• Stated goal: Report how many lines contain "фонда"; state the number and nothing else.

-- START --

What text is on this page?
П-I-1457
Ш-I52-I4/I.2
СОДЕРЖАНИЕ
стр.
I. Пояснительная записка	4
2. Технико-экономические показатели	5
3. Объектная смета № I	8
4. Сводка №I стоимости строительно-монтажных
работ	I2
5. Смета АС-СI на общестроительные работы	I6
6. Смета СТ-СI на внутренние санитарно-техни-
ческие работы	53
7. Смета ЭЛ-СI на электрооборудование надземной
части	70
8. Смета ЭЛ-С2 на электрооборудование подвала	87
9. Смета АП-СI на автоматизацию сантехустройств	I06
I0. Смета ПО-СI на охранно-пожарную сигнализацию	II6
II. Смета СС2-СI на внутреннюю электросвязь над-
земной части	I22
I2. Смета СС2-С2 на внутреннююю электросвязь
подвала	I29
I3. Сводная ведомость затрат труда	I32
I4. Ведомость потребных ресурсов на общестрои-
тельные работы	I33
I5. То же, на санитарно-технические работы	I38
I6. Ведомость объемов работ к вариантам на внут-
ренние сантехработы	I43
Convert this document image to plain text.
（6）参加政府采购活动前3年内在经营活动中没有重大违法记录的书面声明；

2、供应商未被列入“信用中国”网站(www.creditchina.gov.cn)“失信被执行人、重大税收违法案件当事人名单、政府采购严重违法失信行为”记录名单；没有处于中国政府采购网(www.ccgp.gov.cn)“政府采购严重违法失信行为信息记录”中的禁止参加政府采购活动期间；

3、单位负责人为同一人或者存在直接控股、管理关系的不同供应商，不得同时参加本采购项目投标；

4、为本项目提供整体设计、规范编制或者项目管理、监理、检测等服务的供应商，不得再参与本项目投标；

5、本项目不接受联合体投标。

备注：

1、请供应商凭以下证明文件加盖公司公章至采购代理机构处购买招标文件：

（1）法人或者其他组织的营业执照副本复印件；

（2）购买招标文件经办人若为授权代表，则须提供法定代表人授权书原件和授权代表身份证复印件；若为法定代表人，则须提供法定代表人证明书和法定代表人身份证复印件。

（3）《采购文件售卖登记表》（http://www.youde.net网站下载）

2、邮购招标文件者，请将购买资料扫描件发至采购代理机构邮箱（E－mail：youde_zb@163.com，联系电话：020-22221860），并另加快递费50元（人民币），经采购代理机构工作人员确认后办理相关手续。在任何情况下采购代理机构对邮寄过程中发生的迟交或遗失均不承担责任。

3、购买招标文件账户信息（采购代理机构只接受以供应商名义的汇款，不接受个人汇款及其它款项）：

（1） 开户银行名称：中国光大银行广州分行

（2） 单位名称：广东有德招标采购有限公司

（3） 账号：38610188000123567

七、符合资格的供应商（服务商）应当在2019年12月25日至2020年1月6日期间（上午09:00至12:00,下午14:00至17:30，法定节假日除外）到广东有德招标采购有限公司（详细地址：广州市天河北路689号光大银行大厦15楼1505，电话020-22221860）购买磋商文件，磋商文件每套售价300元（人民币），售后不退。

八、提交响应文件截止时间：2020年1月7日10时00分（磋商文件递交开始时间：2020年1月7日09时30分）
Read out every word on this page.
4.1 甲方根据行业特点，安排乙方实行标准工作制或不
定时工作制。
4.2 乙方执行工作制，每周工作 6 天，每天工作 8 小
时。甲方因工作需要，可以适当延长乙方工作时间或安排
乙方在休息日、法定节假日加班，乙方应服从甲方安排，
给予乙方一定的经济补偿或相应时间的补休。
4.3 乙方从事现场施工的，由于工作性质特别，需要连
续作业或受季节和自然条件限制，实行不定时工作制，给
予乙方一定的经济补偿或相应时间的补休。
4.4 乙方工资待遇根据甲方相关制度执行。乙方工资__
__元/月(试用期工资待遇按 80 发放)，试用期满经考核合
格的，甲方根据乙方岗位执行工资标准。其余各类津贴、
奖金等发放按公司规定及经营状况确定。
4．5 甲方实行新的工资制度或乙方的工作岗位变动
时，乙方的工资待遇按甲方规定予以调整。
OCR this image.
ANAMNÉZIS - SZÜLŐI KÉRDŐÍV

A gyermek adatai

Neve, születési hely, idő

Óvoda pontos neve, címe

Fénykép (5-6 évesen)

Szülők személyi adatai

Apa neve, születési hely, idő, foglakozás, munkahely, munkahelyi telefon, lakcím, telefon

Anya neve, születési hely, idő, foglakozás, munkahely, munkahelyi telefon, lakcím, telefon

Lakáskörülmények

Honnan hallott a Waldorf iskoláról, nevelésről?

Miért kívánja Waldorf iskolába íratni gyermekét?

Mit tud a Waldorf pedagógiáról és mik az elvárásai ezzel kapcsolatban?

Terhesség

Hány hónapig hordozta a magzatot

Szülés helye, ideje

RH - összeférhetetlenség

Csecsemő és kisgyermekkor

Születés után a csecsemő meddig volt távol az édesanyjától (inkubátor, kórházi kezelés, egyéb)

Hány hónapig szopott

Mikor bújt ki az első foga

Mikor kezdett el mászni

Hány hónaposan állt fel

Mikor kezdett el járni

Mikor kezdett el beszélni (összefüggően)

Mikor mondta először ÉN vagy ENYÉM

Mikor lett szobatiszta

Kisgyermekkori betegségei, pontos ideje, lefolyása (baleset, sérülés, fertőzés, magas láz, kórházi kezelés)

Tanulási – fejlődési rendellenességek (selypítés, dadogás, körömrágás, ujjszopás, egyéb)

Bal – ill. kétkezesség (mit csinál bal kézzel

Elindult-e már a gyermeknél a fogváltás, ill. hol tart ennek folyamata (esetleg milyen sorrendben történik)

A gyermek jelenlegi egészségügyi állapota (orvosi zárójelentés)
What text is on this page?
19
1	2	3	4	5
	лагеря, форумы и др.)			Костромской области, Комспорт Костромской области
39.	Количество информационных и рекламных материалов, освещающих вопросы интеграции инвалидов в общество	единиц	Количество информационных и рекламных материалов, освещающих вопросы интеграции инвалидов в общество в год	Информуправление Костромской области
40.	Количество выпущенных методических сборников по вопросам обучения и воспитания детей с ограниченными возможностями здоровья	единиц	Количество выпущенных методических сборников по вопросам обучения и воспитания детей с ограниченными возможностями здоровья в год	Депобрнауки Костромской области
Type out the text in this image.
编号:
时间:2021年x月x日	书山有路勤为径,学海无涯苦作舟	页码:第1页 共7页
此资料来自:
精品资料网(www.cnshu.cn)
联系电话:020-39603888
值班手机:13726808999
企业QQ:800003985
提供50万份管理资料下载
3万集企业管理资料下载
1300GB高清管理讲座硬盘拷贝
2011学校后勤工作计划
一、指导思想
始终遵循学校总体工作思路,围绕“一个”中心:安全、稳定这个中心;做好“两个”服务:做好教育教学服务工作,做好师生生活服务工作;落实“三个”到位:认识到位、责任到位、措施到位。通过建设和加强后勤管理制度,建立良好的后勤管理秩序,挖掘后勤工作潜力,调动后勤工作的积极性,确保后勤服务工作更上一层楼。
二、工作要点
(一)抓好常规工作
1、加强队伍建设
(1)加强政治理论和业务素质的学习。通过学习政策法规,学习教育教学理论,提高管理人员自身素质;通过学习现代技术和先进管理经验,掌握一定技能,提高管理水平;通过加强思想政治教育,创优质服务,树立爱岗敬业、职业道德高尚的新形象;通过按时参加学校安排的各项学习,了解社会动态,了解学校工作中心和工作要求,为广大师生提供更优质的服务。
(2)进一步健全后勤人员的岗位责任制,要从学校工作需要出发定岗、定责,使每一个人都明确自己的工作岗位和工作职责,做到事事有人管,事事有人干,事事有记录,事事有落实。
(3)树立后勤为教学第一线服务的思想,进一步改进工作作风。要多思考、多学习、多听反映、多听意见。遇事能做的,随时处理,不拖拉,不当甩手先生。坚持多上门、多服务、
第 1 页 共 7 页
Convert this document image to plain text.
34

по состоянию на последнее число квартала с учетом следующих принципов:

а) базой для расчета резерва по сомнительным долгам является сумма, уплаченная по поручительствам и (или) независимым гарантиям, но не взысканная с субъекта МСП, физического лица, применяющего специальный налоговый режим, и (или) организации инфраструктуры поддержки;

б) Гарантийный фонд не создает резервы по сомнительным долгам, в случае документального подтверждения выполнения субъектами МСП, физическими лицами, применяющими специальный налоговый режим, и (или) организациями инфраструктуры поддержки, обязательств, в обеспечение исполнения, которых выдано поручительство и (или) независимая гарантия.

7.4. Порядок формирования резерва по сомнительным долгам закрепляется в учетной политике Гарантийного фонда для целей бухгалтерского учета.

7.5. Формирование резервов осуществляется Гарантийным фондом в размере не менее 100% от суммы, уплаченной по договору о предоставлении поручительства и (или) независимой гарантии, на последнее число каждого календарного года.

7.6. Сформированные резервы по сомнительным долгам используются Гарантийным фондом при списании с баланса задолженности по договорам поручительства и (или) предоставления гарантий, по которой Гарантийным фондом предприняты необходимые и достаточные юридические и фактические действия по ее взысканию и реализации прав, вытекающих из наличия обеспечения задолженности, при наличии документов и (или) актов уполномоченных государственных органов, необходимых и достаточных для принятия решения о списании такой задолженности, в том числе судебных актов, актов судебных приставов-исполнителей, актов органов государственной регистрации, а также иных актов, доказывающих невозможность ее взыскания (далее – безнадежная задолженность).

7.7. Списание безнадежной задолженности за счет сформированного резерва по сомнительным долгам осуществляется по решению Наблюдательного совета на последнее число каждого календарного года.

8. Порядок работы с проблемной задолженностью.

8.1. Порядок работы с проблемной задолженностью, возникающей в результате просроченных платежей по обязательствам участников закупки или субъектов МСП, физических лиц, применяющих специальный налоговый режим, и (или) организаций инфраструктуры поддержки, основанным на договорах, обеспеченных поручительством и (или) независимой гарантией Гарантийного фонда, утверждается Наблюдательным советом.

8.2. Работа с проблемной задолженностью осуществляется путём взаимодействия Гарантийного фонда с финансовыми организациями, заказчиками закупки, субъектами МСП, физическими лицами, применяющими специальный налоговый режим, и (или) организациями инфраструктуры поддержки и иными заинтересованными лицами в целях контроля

-- END --

• Finished task: 3